### Exercise prompt:
Reproduce this listing in full.

Data records:
------

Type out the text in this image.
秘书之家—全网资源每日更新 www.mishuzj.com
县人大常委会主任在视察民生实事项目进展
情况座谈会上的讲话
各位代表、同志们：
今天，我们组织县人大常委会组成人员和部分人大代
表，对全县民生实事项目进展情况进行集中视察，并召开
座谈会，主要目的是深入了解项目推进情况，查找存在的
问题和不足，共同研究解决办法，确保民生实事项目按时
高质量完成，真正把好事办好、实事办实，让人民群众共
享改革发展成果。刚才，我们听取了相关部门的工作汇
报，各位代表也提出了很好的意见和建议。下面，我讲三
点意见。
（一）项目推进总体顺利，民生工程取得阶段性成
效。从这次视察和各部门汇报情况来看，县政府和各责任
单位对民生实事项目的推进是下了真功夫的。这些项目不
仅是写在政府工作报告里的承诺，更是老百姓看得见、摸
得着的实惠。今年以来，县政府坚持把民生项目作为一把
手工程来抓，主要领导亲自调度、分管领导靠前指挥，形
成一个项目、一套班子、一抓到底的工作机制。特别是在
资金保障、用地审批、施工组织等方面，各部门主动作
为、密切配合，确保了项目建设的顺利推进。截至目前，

------

### Output below:
Type out the text in this image.
秘书之家—全网资源每日更新 www.mishuzj.com
县人大常委会主任在视察民生实事项目进展
情况座谈会上的讲话
各位代表、同志们：
今天，我们组织县人大常委会组成人员和部分人大代
表，对全县民生实事项目进展情况进行集中视察，并召开
座谈会，主要目的是深入了解项目推进情况，查找存在的
问题和不足，共同研究解决办法，确保民生实事项目按时
高质量完成，真正把好事办好、实事办实，让人民群众共
享改革发展成果。刚才，我们听取了相关部门的工作汇
报，各位代表也提出了很好的意见和建议。下面，我讲三
点意见。
（一）项目推进总体顺利，民生工程取得阶段性成
效。从这次视察和各部门汇报情况来看，县政府和各责任
单位对民生实事项目的推进是下了真功夫的。这些项目不
仅是写在政府工作报告里的承诺，更是老百姓看得见、摸
得着的实惠。今年以来，县政府坚持把民生项目作为一把
手工程来抓，主要领导亲自调度、分管领导靠前指挥，形
成一个项目、一套班子、一抓到底的工作机制。特别是在
资金保障、用地审批、施工组织等方面，各部门主动作
为、密切配合，确保了项目建设的顺利推进。截至目前，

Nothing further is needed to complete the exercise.